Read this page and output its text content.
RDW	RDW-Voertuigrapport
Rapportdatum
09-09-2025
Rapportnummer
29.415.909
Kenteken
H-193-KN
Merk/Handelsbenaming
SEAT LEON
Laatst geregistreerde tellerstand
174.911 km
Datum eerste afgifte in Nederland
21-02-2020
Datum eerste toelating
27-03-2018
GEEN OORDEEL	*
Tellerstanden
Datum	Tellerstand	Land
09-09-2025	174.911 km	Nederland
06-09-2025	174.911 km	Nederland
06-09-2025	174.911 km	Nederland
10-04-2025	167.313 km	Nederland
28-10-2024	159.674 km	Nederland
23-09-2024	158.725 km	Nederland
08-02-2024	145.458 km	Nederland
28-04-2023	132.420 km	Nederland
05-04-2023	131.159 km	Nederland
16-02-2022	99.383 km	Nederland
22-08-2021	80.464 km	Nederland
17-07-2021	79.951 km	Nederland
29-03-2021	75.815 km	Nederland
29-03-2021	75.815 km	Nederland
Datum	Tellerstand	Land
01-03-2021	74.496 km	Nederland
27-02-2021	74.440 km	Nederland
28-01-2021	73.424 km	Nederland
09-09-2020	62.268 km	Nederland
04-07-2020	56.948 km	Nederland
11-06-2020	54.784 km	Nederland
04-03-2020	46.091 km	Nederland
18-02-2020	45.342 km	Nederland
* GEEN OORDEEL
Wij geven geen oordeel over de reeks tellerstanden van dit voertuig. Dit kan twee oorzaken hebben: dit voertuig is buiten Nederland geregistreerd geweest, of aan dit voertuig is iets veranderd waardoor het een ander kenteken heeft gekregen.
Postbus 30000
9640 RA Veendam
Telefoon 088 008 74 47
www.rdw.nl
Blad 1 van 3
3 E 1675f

==================================================

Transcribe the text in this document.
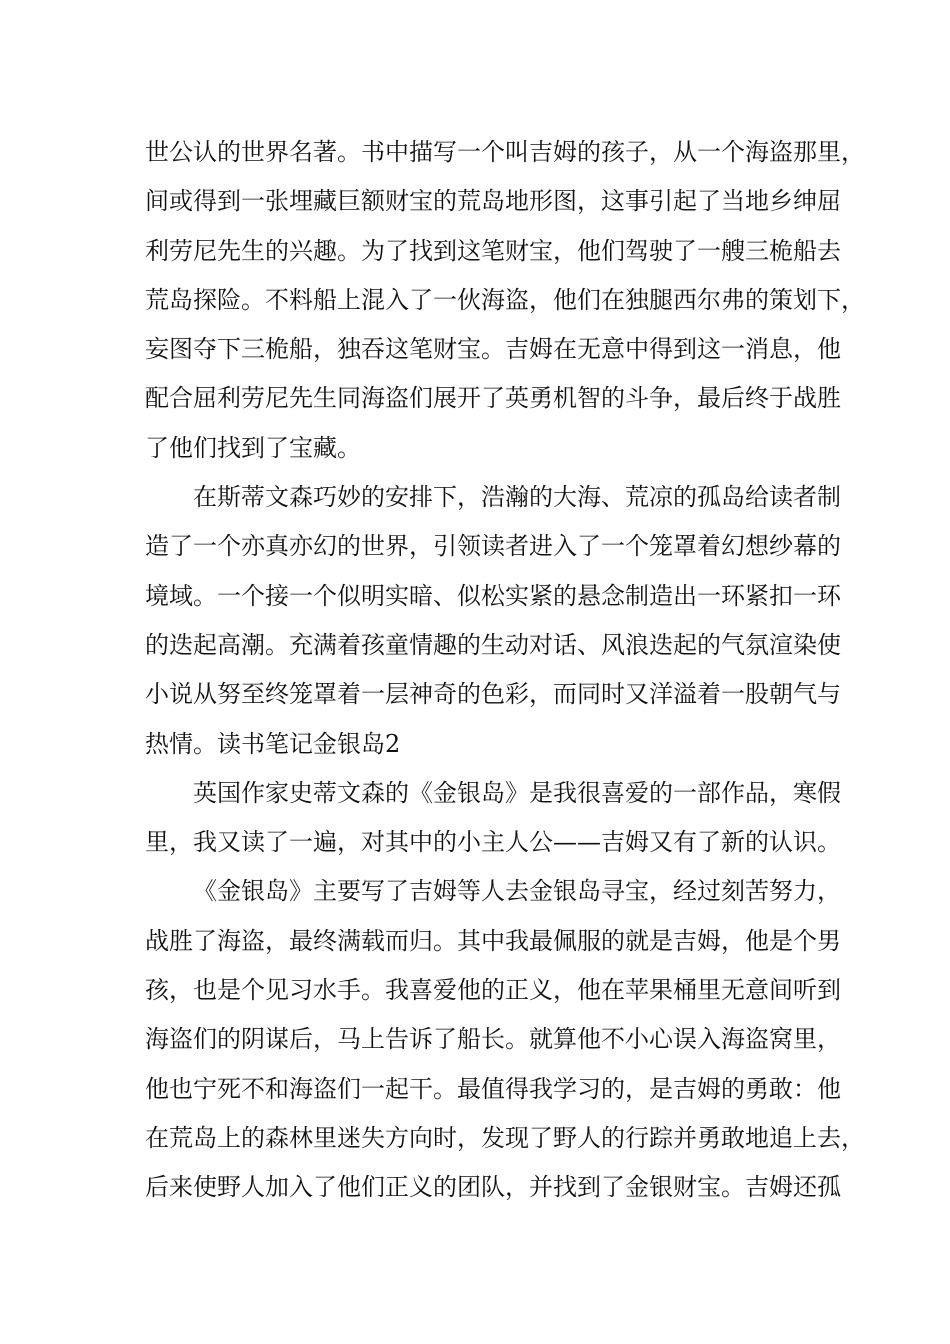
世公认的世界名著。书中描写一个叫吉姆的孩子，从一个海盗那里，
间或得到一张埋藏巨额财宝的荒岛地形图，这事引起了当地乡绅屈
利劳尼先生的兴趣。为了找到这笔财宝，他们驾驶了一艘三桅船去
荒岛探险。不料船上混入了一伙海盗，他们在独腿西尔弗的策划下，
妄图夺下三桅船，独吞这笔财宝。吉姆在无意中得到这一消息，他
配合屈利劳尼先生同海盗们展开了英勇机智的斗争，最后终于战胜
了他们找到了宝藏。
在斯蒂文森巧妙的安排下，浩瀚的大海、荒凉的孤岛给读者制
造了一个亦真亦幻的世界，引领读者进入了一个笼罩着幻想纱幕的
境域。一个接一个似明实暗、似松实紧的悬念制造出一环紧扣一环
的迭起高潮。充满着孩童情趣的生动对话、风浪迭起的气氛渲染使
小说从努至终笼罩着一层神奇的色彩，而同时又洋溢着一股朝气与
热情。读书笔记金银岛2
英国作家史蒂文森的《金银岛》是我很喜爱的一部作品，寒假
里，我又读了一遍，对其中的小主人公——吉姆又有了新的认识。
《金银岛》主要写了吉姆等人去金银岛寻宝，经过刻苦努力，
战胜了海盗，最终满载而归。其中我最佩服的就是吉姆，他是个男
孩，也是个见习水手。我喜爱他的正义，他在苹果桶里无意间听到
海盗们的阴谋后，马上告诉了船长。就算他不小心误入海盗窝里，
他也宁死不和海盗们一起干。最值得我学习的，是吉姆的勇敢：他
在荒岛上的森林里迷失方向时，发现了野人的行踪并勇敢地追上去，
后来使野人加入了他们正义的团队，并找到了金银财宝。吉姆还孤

==================================================

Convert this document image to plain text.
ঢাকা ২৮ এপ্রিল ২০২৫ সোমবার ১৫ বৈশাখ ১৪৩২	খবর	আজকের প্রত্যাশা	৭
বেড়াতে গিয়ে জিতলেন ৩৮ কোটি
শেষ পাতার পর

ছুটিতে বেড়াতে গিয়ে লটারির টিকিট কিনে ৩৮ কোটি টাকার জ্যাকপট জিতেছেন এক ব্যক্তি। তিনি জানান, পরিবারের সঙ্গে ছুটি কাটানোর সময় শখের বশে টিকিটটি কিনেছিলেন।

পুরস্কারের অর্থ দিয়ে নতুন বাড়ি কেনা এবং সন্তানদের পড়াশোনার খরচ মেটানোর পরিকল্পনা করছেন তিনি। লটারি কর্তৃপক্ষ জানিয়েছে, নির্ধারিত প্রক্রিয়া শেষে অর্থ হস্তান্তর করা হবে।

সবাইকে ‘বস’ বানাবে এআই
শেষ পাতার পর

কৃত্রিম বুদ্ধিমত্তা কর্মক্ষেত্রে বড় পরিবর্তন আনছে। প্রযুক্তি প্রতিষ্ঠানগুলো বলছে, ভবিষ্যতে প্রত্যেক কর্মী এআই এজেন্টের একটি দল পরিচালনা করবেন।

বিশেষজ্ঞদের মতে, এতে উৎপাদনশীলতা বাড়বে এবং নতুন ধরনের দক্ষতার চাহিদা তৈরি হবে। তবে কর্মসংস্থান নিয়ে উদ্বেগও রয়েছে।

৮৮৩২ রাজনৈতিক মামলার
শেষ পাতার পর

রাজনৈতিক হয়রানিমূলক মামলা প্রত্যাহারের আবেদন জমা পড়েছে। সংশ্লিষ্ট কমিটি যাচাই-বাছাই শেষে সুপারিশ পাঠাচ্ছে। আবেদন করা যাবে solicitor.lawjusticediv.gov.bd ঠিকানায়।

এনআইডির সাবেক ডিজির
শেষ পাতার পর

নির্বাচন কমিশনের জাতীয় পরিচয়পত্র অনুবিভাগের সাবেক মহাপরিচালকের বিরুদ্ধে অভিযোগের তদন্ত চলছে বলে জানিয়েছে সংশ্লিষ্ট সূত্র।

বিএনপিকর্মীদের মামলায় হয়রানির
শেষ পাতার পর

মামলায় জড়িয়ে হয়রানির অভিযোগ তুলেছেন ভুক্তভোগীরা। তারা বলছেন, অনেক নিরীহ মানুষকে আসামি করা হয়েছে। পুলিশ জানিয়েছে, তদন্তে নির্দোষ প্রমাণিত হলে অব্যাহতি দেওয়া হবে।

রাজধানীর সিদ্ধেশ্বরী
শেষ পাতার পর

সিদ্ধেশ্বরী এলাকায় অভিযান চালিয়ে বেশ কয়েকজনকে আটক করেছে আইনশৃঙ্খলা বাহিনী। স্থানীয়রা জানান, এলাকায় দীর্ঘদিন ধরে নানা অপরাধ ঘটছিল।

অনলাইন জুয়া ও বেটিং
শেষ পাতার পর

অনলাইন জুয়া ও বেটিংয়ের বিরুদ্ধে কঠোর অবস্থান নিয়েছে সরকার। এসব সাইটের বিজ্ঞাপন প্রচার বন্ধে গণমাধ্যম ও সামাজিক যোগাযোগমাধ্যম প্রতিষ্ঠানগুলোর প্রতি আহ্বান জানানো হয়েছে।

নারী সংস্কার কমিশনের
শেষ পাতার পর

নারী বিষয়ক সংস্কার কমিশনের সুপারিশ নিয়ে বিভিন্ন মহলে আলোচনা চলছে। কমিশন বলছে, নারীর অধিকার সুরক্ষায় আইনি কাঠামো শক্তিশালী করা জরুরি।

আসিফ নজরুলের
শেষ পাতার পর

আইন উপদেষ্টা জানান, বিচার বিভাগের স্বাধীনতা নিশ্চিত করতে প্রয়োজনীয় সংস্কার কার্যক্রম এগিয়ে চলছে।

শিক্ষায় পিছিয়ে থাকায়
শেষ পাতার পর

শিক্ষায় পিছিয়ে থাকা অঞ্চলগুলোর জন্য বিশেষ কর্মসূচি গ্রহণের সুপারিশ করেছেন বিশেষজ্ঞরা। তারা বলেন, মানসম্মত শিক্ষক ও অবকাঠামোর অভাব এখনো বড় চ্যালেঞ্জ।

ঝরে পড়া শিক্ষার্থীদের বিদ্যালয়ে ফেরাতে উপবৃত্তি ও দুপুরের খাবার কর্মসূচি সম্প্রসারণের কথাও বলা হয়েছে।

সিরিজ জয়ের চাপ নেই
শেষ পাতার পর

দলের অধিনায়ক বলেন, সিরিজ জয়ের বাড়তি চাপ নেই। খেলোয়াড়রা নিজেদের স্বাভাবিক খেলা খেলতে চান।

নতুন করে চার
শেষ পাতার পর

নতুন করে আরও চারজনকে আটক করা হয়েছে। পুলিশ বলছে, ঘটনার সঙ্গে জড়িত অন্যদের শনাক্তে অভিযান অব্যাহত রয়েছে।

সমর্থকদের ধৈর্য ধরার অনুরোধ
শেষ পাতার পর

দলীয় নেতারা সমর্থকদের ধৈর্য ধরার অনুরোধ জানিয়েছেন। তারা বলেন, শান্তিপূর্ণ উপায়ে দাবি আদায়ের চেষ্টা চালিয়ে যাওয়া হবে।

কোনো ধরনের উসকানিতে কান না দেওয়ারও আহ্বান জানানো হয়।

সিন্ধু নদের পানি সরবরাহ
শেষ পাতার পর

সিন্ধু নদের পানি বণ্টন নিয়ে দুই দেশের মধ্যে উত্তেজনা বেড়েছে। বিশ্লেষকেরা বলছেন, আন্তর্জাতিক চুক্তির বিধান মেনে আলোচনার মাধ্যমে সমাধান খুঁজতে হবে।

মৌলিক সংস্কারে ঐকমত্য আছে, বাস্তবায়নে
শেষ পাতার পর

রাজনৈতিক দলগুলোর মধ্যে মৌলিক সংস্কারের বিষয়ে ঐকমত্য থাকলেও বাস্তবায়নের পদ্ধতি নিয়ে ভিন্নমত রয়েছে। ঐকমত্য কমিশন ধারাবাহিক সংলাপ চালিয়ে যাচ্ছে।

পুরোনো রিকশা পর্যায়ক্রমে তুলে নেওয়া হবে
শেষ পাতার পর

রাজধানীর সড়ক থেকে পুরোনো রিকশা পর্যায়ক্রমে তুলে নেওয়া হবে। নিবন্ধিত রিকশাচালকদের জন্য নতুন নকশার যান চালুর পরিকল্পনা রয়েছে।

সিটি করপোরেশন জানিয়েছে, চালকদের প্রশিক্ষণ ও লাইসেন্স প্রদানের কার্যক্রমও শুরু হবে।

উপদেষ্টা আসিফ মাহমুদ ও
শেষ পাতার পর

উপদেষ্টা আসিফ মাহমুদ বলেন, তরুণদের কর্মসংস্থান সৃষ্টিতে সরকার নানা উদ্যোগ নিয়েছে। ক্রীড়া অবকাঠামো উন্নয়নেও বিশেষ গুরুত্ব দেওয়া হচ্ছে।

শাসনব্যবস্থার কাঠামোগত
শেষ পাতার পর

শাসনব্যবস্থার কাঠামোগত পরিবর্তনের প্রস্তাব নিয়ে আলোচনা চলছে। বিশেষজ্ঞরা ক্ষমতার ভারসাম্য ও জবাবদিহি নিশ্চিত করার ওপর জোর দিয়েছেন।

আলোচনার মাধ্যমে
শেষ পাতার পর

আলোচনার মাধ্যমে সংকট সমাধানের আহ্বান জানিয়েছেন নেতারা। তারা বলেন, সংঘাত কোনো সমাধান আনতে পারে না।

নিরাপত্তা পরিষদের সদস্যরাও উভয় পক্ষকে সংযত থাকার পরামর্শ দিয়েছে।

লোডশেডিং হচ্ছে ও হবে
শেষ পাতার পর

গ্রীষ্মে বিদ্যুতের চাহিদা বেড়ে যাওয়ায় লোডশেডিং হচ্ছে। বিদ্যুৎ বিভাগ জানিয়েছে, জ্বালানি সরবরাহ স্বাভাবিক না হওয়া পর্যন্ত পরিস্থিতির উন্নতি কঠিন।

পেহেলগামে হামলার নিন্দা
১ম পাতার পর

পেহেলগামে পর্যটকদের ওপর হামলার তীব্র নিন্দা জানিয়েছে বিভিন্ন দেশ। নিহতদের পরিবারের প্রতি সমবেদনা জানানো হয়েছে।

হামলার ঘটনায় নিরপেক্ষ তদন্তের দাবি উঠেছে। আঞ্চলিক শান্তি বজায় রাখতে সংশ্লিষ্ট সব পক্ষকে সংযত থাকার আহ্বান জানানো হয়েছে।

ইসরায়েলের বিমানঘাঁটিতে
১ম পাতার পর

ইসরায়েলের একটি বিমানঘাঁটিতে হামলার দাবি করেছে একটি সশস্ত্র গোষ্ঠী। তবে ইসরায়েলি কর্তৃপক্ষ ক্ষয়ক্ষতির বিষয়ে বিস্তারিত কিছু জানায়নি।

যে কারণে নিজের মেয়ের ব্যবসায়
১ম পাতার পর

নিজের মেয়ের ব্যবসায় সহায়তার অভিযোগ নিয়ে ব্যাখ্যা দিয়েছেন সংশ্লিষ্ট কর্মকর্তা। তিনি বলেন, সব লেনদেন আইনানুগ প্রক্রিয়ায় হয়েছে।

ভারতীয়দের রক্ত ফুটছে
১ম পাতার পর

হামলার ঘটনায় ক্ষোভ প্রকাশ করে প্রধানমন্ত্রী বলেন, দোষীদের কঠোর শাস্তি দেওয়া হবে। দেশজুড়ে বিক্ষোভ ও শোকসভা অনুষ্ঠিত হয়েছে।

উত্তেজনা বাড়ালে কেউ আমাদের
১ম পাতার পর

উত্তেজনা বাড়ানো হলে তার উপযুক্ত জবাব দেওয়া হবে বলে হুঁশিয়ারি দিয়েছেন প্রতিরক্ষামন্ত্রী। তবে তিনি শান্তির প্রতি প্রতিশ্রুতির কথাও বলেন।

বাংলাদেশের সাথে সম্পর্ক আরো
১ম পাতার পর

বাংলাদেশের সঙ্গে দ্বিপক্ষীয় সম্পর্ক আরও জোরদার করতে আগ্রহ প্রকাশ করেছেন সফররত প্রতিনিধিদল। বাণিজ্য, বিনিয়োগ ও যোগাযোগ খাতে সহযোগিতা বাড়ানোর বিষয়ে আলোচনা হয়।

==================================================

• Task statement
In how many lines of the data does the string "ঐকমত" appear? Give only the number.

• Task response
2